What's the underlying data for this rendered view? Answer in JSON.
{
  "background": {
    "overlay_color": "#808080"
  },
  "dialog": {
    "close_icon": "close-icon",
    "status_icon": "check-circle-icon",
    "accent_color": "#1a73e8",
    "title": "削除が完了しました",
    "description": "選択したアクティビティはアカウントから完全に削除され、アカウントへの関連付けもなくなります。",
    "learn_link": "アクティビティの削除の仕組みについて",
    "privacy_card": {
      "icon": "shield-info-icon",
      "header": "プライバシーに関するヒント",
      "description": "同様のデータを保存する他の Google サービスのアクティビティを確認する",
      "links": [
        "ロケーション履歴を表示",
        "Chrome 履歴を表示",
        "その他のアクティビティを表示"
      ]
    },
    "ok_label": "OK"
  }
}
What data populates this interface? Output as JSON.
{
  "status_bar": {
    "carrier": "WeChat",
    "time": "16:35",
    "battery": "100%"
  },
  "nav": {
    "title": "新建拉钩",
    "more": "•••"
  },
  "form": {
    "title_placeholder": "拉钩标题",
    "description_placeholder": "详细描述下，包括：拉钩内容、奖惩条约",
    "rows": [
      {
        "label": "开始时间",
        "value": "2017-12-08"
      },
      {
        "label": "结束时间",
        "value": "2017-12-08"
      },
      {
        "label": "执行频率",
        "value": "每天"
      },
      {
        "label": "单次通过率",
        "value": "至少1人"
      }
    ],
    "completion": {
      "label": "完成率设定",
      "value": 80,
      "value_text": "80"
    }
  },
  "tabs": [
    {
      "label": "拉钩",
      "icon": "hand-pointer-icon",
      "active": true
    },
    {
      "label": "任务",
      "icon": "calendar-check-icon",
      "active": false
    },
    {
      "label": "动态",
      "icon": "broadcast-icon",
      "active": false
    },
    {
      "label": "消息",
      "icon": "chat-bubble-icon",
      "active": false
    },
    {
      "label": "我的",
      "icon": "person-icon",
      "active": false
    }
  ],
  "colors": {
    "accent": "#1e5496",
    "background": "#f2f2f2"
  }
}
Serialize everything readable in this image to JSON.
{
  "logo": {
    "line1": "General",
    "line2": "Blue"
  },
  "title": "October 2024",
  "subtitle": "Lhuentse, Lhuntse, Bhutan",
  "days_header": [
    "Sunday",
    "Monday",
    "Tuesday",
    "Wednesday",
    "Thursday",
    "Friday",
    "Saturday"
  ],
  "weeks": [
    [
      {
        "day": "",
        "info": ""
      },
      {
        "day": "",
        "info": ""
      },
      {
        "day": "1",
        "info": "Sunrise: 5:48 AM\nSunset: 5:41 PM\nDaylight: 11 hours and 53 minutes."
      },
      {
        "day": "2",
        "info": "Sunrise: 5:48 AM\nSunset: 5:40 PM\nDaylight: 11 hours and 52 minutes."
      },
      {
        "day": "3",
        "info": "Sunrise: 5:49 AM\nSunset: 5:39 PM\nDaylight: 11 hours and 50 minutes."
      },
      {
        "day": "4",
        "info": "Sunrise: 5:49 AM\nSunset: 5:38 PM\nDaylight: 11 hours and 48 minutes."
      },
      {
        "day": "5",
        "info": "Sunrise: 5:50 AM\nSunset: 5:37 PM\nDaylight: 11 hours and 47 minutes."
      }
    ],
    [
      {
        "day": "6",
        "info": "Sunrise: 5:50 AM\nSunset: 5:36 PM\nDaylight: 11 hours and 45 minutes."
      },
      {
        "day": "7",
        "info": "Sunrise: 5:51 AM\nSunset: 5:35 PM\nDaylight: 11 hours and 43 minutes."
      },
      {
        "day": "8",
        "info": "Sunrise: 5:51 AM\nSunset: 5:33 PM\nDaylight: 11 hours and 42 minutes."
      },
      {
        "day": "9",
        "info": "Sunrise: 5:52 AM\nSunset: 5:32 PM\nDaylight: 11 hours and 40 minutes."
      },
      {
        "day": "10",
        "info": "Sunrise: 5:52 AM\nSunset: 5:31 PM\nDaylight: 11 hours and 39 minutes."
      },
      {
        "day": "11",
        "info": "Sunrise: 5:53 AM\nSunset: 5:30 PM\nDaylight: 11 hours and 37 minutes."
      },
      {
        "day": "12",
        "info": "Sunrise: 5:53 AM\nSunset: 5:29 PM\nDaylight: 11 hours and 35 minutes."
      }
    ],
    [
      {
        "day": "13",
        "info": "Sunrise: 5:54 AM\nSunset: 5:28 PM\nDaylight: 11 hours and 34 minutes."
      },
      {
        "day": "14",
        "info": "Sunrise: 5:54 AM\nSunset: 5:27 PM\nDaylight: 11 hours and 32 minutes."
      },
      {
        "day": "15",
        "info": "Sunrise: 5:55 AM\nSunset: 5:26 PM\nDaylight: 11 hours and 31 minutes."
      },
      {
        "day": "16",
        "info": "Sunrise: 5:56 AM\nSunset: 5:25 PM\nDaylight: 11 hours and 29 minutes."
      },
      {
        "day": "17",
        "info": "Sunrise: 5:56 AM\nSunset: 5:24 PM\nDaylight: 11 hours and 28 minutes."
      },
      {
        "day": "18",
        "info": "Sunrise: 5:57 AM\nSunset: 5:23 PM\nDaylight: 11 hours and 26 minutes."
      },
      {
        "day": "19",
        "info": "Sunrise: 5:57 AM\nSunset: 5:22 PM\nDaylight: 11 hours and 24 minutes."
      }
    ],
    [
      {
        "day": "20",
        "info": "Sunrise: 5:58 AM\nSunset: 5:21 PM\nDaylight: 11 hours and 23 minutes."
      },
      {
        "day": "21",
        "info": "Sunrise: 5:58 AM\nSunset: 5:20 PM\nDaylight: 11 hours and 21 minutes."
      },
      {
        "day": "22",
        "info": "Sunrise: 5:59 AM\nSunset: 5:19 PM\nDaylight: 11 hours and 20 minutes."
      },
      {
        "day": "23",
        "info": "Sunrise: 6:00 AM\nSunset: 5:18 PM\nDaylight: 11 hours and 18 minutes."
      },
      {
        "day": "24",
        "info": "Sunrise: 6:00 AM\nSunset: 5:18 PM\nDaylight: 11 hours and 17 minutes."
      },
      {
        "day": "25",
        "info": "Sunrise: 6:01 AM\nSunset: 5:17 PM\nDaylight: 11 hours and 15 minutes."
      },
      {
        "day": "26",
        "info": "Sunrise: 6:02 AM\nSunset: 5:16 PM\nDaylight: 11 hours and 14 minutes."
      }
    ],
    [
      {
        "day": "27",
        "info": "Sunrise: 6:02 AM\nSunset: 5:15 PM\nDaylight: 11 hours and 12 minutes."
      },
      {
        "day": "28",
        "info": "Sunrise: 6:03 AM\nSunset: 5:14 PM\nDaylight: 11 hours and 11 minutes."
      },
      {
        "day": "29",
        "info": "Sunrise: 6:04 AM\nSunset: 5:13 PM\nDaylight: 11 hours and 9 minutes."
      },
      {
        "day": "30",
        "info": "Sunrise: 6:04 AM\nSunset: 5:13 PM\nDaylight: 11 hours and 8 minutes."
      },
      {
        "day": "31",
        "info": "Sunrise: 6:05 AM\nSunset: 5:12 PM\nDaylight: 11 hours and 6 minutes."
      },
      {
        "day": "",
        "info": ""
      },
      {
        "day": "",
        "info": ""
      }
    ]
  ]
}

GOAL: Each line above is to be repeated exactly.

SOLUTION:
What's the underlying data for this rendered view? Answer in JSON.
{
  "background": {
    "overlay_color": "#808080"
  },
  "dialog": {
    "close_icon": "close-icon",
    "status_icon": "check-circle-icon",
    "accent_color": "#1a73e8",
    "title": "削除が完了しました",
    "description": "選択したアクティビティはアカウントから完全に削除され、アカウントへの関連付けもなくなります。",
    "learn_link": "アクティビティの削除の仕組みについて",
    "privacy_card": {
      "icon": "shield-info-icon",
      "header": "プライバシーに関するヒント",
      "description": "同様のデータを保存する他の Google サービスのアクティビティを確認する",
      "links": [
        "ロケーション履歴を表示",
        "Chrome 履歴を表示",
        "その他のアクティビティを表示"
      ]
    },
    "ok_label": "OK"
  }
}
What data populates this interface? Output as JSON.
{
  "status_bar": {
    "carrier": "WeChat",
    "time": "16:35",
    "battery": "100%"
  },
  "nav": {
    "title": "新建拉钩",
    "more": "•••"
  },
  "form": {
    "title_placeholder": "拉钩标题",
    "description_placeholder": "详细描述下，包括：拉钩内容、奖惩条约",
    "rows": [
      {
        "label": "开始时间",
        "value": "2017-12-08"
      },
      {
        "label": "结束时间",
        "value": "2017-12-08"
      },
      {
        "label": "执行频率",
        "value": "每天"
      },
      {
        "label": "单次通过率",
        "value": "至少1人"
      }
    ],
    "completion": {
      "label": "完成率设定",
      "value": 80,
      "value_text": "80"
    }
  },
  "tabs": [
    {
      "label": "拉钩",
      "icon": "hand-pointer-icon",
      "active": true
    },
    {
      "label": "任务",
      "icon": "calendar-check-icon",
      "active": false
    },
    {
      "label": "动态",
      "icon": "broadcast-icon",
      "active": false
    },
    {
      "label": "消息",
      "icon": "chat-bubble-icon",
      "active": false
    },
    {
      "label": "我的",
      "icon": "person-icon",
      "active": false
    }
  ],
  "colors": {
    "accent": "#1e5496",
    "background": "#f2f2f2"
  }
}
Serialize everything readable in this image to JSON.
{
  "logo": {
    "line1": "General",
    "line2": "Blue"
  },
  "title": "October 2024",
  "subtitle": "Lhuentse, Lhuntse, Bhutan",
  "days_header": [
    "Sunday",
    "Monday",
    "Tuesday",
    "Wednesday",
    "Thursday",
    "Friday",
    "Saturday"
  ],
  "weeks": [
    [
      {
        "day": "",
        "info": ""
      },
      {
        "day": "",
        "info": ""
      },
      {
        "day": "1",
        "info": "Sunrise: 5:48 AM\nSunset: 5:41 PM\nDaylight: 11 hours and 53 minutes."
      },
      {
        "day": "2",
        "info": "Sunrise: 5:48 AM\nSunset: 5:40 PM\nDaylight: 11 hours and 52 minutes."
      },
      {
        "day": "3",
        "info": "Sunrise: 5:49 AM\nSunset: 5:39 PM\nDaylight: 11 hours and 50 minutes."
      },
      {
        "day": "4",
        "info": "Sunrise: 5:49 AM\nSunset: 5:38 PM\nDaylight: 11 hours and 48 minutes."
      },
      {
        "day": "5",
        "info": "Sunrise: 5:50 AM\nSunset: 5:37 PM\nDaylight: 11 hours and 47 minutes."
      }
    ],
    [
      {
        "day": "6",
        "info": "Sunrise: 5:50 AM\nSunset: 5:36 PM\nDaylight: 11 hours and 45 minutes."
      },
      {
        "day": "7",
        "info": "Sunrise: 5:51 AM\nSunset: 5:35 PM\nDaylight: 11 hours and 43 minutes."
      },
      {
        "day": "8",
        "info": "Sunrise: 5:51 AM\nSunset: 5:33 PM\nDaylight: 11 hours and 42 minutes."
      },
      {
        "day": "9",
        "info": "Sunrise: 5:52 AM\nSunset: 5:32 PM\nDaylight: 11 hours and 40 minutes."
      },
      {
        "day": "10",
        "info": "Sunrise: 5:52 AM\nSunset: 5:31 PM\nDaylight: 11 hours and 39 minutes."
      },
      {
        "day": "11",
        "info": "Sunrise: 5:53 AM\nSunset: 5:30 PM\nDaylight: 11 hours and 37 minutes."
      },
      {
        "day": "12",
        "info": "Sunrise: 5:53 AM\nSunset: 5:29 PM\nDaylight: 11 hours and 35 minutes."
      }
    ],
    [
      {
        "day": "13",
        "info": "Sunrise: 5:54 AM\nSunset: 5:28 PM\nDaylight: 11 hours and 34 minutes."
      },
      {
        "day": "14",
        "info": "Sunrise: 5:54 AM\nSunset: 5:27 PM\nDaylight: 11 hours and 32 minutes."
      },
      {
        "day": "15",
        "info": "Sunrise: 5:55 AM\nSunset: 5:26 PM\nDaylight: 11 hours and 31 minutes."
      },
      {
        "day": "16",
        "info": "Sunrise: 5:56 AM\nSunset: 5:25 PM\nDaylight: 11 hours and 29 minutes."
      },
      {
        "day": "17",
        "info": "Sunrise: 5:56 AM\nSunset: 5:24 PM\nDaylight: 11 hours and 28 minutes."
      },
      {
        "day": "18",
        "info": "Sunrise: 5:57 AM\nSunset: 5:23 PM\nDaylight: 11 hours and 26 minutes."
      },
      {
        "day": "19",
        "info": "Sunrise: 5:57 AM\nSunset: 5:22 PM\nDaylight: 11 hours and 24 minutes."
      }
    ],
    [
      {
        "day": "20",
        "info": "Sunrise: 5:58 AM\nSunset: 5:21 PM\nDaylight: 11 hours and 23 minutes."
      },
      {
        "day": "21",
        "info": "Sunrise: 5:58 AM\nSunset: 5:20 PM\nDaylight: 11 hours and 21 minutes."
      },
      {
        "day": "22",
        "info": "Sunrise: 5:59 AM\nSunset: 5:19 PM\nDaylight: 11 hours and 20 minutes."
      },
      {
        "day": "23",
        "info": "Sunrise: 6:00 AM\nSunset: 5:18 PM\nDaylight: 11 hours and 18 minutes."
      },
      {
        "day": "24",
        "info": "Sunrise: 6:00 AM\nSunset: 5:18 PM\nDaylight: 11 hours and 17 minutes."
      },
      {
        "day": "25",
        "info": "Sunrise: 6:01 AM\nSunset: 5:17 PM\nDaylight: 11 hours and 15 minutes."
      },
      {
        "day": "26",
        "info": "Sunrise: 6:02 AM\nSunset: 5:16 PM\nDaylight: 11 hours and 14 minutes."
      }
    ],
    [
      {
        "day": "27",
        "info": "Sunrise: 6:02 AM\nSunset: 5:15 PM\nDaylight: 11 hours and 12 minutes."
      },
      {
        "day": "28",
        "info": "Sunrise: 6:03 AM\nSunset: 5:14 PM\nDaylight: 11 hours and 11 minutes."
      },
      {
        "day": "29",
        "info": "Sunrise: 6:04 AM\nSunset: 5:13 PM\nDaylight: 11 hours and 9 minutes."
      },
      {
        "day": "30",
        "info": "Sunrise: 6:04 AM\nSunset: 5:13 PM\nDaylight: 11 hours and 8 minutes."
      },
      {
        "day": "31",
        "info": "Sunrise: 6:05 AM\nSunset: 5:12 PM\nDaylight: 11 hours and 6 minutes."
      },
      {
        "day": "",
        "info": ""
      },
      {
        "day": "",
        "info": ""
      }
    ]
  ]
}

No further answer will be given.